Exercise materials:

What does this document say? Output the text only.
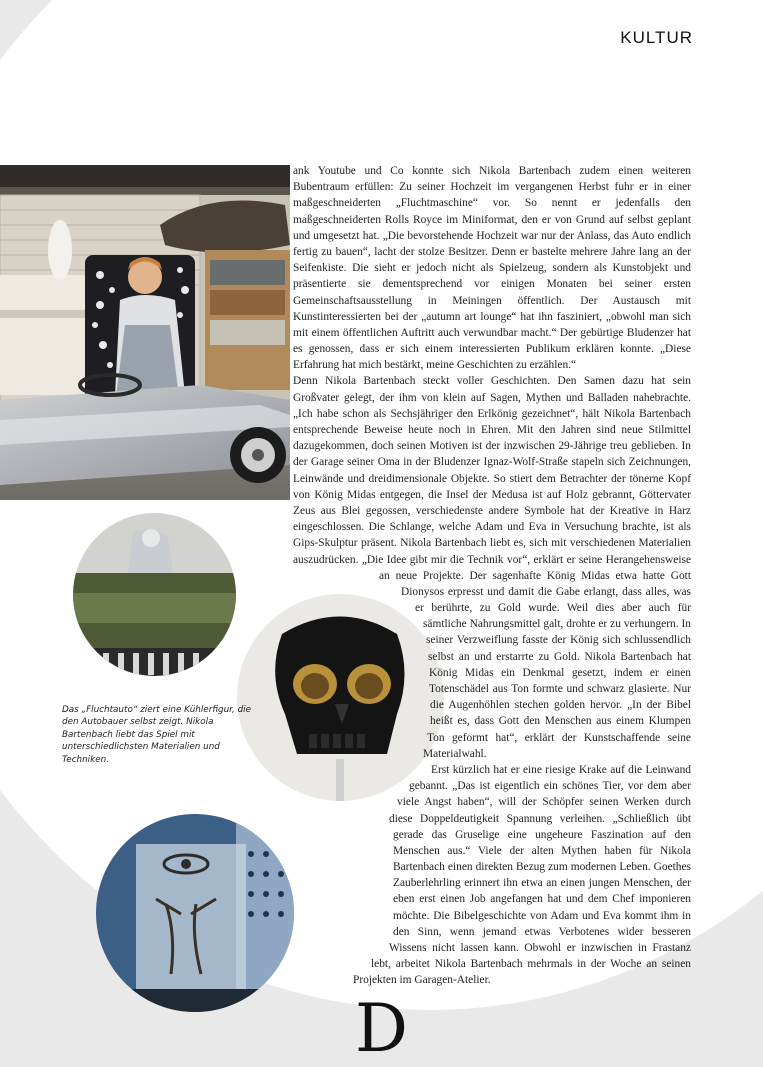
KULTUR

Das „Fluchtauto“ ziert eine Kühlerfigur, die den Autobauer selbst zeigt. Nikola Bartenbach liebt das Spiel mit unterschiedlichsten Materialien und Techniken.

D

ank Youtube und Co konnte sich Nikola Bartenbach zudem einen weiteren Bubentraum erfüllen: Zu seiner Hochzeit im vergangenen Herbst fuhr er in einer maßgeschneiderten „Fluchtmaschine“ vor. So nennt er jedenfalls den maßgeschneiderten Rolls Royce im Miniformat, den er von Grund auf selbst geplant und umgesetzt hat. „Die bevorstehende Hochzeit war nur der Anlass, das Auto endlich fertig zu bauen“, lacht der stolze Besitzer. Denn er bastelte mehrere Jahre lang an der Seifenkiste. Die sieht er jedoch nicht als Spielzeug, sondern als Kunstobjekt und präsentierte sie dementsprechend vor einigen Monaten bei seiner ersten Gemeinschaftsausstellung in Meiningen öffentlich. Der Austausch mit Kunstinteressierten bei der „autumn art lounge“ hat ihn fasziniert, „obwohl man sich mit einem öffentlichen Auftritt auch verwundbar macht.“ Der gebürtige Bludenzer hat es genossen, dass er sich einem interessierten Publikum erklären konnte. „Diese Erfahrung hat mich bestärkt, meine Geschichten zu erzählen.“

Denn Nikola Bartenbach steckt voller Geschichten. Den Samen dazu hat sein Großvater gelegt, der ihm von klein auf Sagen, Mythen und Balladen nahebrachte. „Ich habe schon als Sechsjähriger den Erlkönig gezeichnet“, hält Nikola Bartenbach entsprechende Beweise heute noch in Ehren. Mit den Jahren sind neue Stilmittel dazugekommen, doch seinen Motiven ist der inzwischen 29-Jährige treu geblieben. In der Garage seiner Oma in der Bludenzer Ignaz-Wolf-Straße stapeln sich Zeichnungen, Leinwände und dreidimensionale Objekte. So stiert dem Betrachter der tönerne Kopf von König Midas entgegen, die Insel der Medusa ist auf Holz gebrannt, Göttervater Zeus aus Blei gegossen, verschiedenste andere Symbole hat der Kreative in Harz eingeschlossen. Die Schlange, welche Adam und Eva in Versuchung brachte, ist als Gips-Skulptur präsent. Nikola Bartenbach liebt es, sich mit verschiedenen Materialien auszudrücken. „Die Idee gibt mir die Technik vor“, erklärt er seine Herangehensweise an neue Projekte. Der sagenhafte König Midas etwa hatte Gott Dionysos erpresst und damit die Gabe erlangt, dass alles, was er berührte, zu Gold wurde. Weil dies aber auch für sämtliche Nahrungsmittel galt, drohte er zu verhungern. In seiner Verzweiflung fasste der König sich schlussendlich selbst an und erstarrte zu Gold. Nikola Bartenbach hat König Midas ein Denkmal gesetzt, indem er einen Totenschädel aus Ton formte und schwarz glasierte. Nur die Augenhöhlen stechen golden hervor. „In der Bibel heißt es, dass Gott den Menschen aus einem Klumpen Ton geformt hat“, erklärt der Kunstschaffende seine Materialwahl.

Erst kürzlich hat er eine riesige Krake auf die Leinwand gebannt. „Das ist eigentlich ein schönes Tier, vor dem aber viele Angst haben“, will der Schöpfer seinen Werken durch diese Doppeldeutigkeit Spannung verleihen. „Schließlich übt gerade das Gruselige eine ungeheure Faszination auf den Menschen aus.“ Viele der alten Mythen haben für Nikola Bartenbach einen direkten Bezug zum modernen Leben. Goethes Zauberlehrling erinnert ihn etwa an einen jungen Menschen, der eben erst einen Job angefangen hat und dem Chef imponieren möchte. Die Bibelgeschichte von Adam und Eva kommt ihm in den Sinn, wenn jemand etwas Verbotenes wider besseren Wissens nicht lassen kann. Obwohl er inzwischen in Frastanz lebt, arbeitet Nikola Bartenbach mehrmals in der Woche an seinen Projekten im Garagen-Atelier.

Task statement: Repeat each entry above word for word, leaving every picture out.

Task solution:
What does this document say? Output the text only.
KULTUR

Das „Fluchtauto“ ziert eine Kühlerfigur, die den Autobauer selbst zeigt. Nikola Bartenbach liebt das Spiel mit unterschiedlichsten Materialien und Techniken.

D

ank Youtube und Co konnte sich Nikola Bartenbach zudem einen weiteren Bubentraum erfüllen: Zu seiner Hochzeit im vergangenen Herbst fuhr er in einer maßgeschneiderten „Fluchtmaschine“ vor. So nennt er jedenfalls den maßgeschneiderten Rolls Royce im Miniformat, den er von Grund auf selbst geplant und umgesetzt hat. „Die bevorstehende Hochzeit war nur der Anlass, das Auto endlich fertig zu bauen“, lacht der stolze Besitzer. Denn er bastelte mehrere Jahre lang an der Seifenkiste. Die sieht er jedoch nicht als Spielzeug, sondern als Kunstobjekt und präsentierte sie dementsprechend vor einigen Monaten bei seiner ersten Gemeinschaftsausstellung in Meiningen öffentlich. Der Austausch mit Kunstinteressierten bei der „autumn art lounge“ hat ihn fasziniert, „obwohl man sich mit einem öffentlichen Auftritt auch verwundbar macht.“ Der gebürtige Bludenzer hat es genossen, dass er sich einem interessierten Publikum erklären konnte. „Diese Erfahrung hat mich bestärkt, meine Geschichten zu erzählen.“

Denn Nikola Bartenbach steckt voller Geschichten. Den Samen dazu hat sein Großvater gelegt, der ihm von klein auf Sagen, Mythen und Balladen nahebrachte. „Ich habe schon als Sechsjähriger den Erlkönig gezeichnet“, hält Nikola Bartenbach entsprechende Beweise heute noch in Ehren. Mit den Jahren sind neue Stilmittel dazugekommen, doch seinen Motiven ist der inzwischen 29-Jährige treu geblieben. In der Garage seiner Oma in der Bludenzer Ignaz-Wolf-Straße stapeln sich Zeichnungen, Leinwände und dreidimensionale Objekte. So stiert dem Betrachter der tönerne Kopf von König Midas entgegen, die Insel der Medusa ist auf Holz gebrannt, Göttervater Zeus aus Blei gegossen, verschiedenste andere Symbole hat der Kreative in Harz eingeschlossen. Die Schlange, welche Adam und Eva in Versuchung brachte, ist als Gips-Skulptur präsent. Nikola Bartenbach liebt es, sich mit verschiedenen Materialien auszudrücken. „Die Idee gibt mir die Technik vor“, erklärt er seine Herangehensweise an neue Projekte. Der sagenhafte König Midas etwa hatte Gott Dionysos erpresst und damit die Gabe erlangt, dass alles, was er berührte, zu Gold wurde. Weil dies aber auch für sämtliche Nahrungsmittel galt, drohte er zu verhungern. In seiner Verzweiflung fasste der König sich schlussendlich selbst an und erstarrte zu Gold. Nikola Bartenbach hat König Midas ein Denkmal gesetzt, indem er einen Totenschädel aus Ton formte und schwarz glasierte. Nur die Augenhöhlen stechen golden hervor. „In der Bibel heißt es, dass Gott den Menschen aus einem Klumpen Ton geformt hat“, erklärt der Kunstschaffende seine Materialwahl.

Erst kürzlich hat er eine riesige Krake auf die Leinwand gebannt. „Das ist eigentlich ein schönes Tier, vor dem aber viele Angst haben“, will der Schöpfer seinen Werken durch diese Doppeldeutigkeit Spannung verleihen. „Schließlich übt gerade das Gruselige eine ungeheure Faszination auf den Menschen aus.“ Viele der alten Mythen haben für Nikola Bartenbach einen direkten Bezug zum modernen Leben. Goethes Zauberlehrling erinnert ihn etwa an einen jungen Menschen, der eben erst einen Job angefangen hat und dem Chef imponieren möchte. Die Bibelgeschichte von Adam und Eva kommt ihm in den Sinn, wenn jemand etwas Verbotenes wider besseren Wissens nicht lassen kann. Obwohl er inzwischen in Frastanz lebt, arbeitet Nikola Bartenbach mehrmals in der Woche an seinen Projekten im Garagen-Atelier.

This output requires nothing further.